[Stored records]
━━━━━━━━━━

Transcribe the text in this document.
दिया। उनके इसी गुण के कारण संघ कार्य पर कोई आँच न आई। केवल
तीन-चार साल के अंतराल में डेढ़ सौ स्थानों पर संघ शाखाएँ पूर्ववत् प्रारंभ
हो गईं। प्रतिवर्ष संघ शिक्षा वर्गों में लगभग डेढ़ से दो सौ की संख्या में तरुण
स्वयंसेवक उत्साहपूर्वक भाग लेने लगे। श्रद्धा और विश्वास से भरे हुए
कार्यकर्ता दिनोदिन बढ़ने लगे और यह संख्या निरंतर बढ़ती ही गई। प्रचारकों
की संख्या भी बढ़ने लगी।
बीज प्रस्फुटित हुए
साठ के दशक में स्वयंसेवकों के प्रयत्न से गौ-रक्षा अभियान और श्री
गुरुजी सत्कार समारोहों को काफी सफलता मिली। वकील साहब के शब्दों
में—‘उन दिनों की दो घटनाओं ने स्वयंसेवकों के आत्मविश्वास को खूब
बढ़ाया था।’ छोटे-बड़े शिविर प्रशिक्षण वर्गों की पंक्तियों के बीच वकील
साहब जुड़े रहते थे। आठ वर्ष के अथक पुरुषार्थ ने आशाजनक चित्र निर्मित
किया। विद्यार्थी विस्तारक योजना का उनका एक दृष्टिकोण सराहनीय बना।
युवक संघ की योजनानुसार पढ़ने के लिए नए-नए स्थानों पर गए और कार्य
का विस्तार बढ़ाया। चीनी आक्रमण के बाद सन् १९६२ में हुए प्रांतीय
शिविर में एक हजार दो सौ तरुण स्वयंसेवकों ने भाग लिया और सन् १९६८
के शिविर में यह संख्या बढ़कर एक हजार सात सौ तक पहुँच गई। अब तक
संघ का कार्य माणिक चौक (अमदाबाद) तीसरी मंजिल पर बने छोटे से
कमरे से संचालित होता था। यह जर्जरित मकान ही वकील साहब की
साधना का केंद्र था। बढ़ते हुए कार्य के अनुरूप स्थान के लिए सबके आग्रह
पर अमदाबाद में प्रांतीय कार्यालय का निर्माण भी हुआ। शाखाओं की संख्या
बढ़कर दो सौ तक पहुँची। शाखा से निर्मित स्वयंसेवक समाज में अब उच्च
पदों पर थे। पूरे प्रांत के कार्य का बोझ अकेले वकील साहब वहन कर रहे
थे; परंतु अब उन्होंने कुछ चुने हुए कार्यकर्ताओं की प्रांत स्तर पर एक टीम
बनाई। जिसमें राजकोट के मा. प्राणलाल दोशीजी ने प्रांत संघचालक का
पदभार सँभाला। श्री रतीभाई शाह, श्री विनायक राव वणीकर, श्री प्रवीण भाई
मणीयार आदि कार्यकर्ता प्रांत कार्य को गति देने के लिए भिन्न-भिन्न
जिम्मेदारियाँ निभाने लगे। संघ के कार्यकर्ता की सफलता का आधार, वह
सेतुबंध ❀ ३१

━━━━━━━━━━

## SET TASK
Working from the material above, retype it in its entirety without change.

## FULL SOLUTION
Transcribe the text in this document.
दिया। उनके इसी गुण के कारण संघ कार्य पर कोई आँच न आई। केवल
तीन-चार साल के अंतराल में डेढ़ सौ स्थानों पर संघ शाखाएँ पूर्ववत् प्रारंभ
हो गईं। प्रतिवर्ष संघ शिक्षा वर्गों में लगभग डेढ़ से दो सौ की संख्या में तरुण
स्वयंसेवक उत्साहपूर्वक भाग लेने लगे। श्रद्धा और विश्वास से भरे हुए
कार्यकर्ता दिनोदिन बढ़ने लगे और यह संख्या निरंतर बढ़ती ही गई। प्रचारकों
की संख्या भी बढ़ने लगी।
बीज प्रस्फुटित हुए
साठ के दशक में स्वयंसेवकों के प्रयत्न से गौ-रक्षा अभियान और श्री
गुरुजी सत्कार समारोहों को काफी सफलता मिली। वकील साहब के शब्दों
में—‘उन दिनों की दो घटनाओं ने स्वयंसेवकों के आत्मविश्वास को खूब
बढ़ाया था।’ छोटे-बड़े शिविर प्रशिक्षण वर्गों की पंक्तियों के बीच वकील
साहब जुड़े रहते थे। आठ वर्ष के अथक पुरुषार्थ ने आशाजनक चित्र निर्मित
किया। विद्यार्थी विस्तारक योजना का उनका एक दृष्टिकोण सराहनीय बना।
युवक संघ की योजनानुसार पढ़ने के लिए नए-नए स्थानों पर गए और कार्य
का विस्तार बढ़ाया। चीनी आक्रमण के बाद सन् १९६२ में हुए प्रांतीय
शिविर में एक हजार दो सौ तरुण स्वयंसेवकों ने भाग लिया और सन् १९६८
के शिविर में यह संख्या बढ़कर एक हजार सात सौ तक पहुँच गई। अब तक
संघ का कार्य माणिक चौक (अमदाबाद) तीसरी मंजिल पर बने छोटे से
कमरे से संचालित होता था। यह जर्जरित मकान ही वकील साहब की
साधना का केंद्र था। बढ़ते हुए कार्य के अनुरूप स्थान के लिए सबके आग्रह
पर अमदाबाद में प्रांतीय कार्यालय का निर्माण भी हुआ। शाखाओं की संख्या
बढ़कर दो सौ तक पहुँची। शाखा से निर्मित स्वयंसेवक समाज में अब उच्च
पदों पर थे। पूरे प्रांत के कार्य का बोझ अकेले वकील साहब वहन कर रहे
थे; परंतु अब उन्होंने कुछ चुने हुए कार्यकर्ताओं की प्रांत स्तर पर एक टीम
बनाई। जिसमें राजकोट के मा. प्राणलाल दोशीजी ने प्रांत संघचालक का
पदभार सँभाला। श्री रतीभाई शाह, श्री विनायक राव वणीकर, श्री प्रवीण भाई
मणीयार आदि कार्यकर्ता प्रांत कार्य को गति देने के लिए भिन्न-भिन्न
जिम्मेदारियाँ निभाने लगे। संघ के कार्यकर्ता की सफलता का आधार, वह
सेतुबंध ❀ ३१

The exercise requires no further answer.